[Start]
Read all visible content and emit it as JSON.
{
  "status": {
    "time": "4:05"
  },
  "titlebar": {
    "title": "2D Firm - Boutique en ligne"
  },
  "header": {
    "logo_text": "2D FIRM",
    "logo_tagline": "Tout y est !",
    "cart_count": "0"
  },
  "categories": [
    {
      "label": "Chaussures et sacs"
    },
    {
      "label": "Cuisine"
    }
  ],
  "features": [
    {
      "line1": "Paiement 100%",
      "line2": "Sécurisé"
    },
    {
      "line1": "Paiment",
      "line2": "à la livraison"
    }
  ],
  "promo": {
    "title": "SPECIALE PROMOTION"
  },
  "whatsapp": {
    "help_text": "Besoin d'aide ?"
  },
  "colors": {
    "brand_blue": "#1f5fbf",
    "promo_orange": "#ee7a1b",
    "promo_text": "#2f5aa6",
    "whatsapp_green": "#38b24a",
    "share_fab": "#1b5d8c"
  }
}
[End]
▸ Your task
Each record must be returned exactly as it is written.

▸ Result below
Read all visible content and emit it as JSON.
{
  "status": {
    "time": "4:05"
  },
  "titlebar": {
    "title": "2D Firm - Boutique en ligne"
  },
  "header": {
    "logo_text": "2D FIRM",
    "logo_tagline": "Tout y est !",
    "cart_count": "0"
  },
  "categories": [
    {
      "label": "Chaussures et sacs"
    },
    {
      "label": "Cuisine"
    }
  ],
  "features": [
    {
      "line1": "Paiement 100%",
      "line2": "Sécurisé"
    },
    {
      "line1": "Paiment",
      "line2": "à la livraison"
    }
  ],
  "promo": {
    "title": "SPECIALE PROMOTION"
  },
  "whatsapp": {
    "help_text": "Besoin d'aide ?"
  },
  "colors": {
    "brand_blue": "#1f5fbf",
    "promo_orange": "#ee7a1b",
    "promo_text": "#2f5aa6",
    "whatsapp_green": "#38b24a",
    "share_fab": "#1b5d8c"
  }
}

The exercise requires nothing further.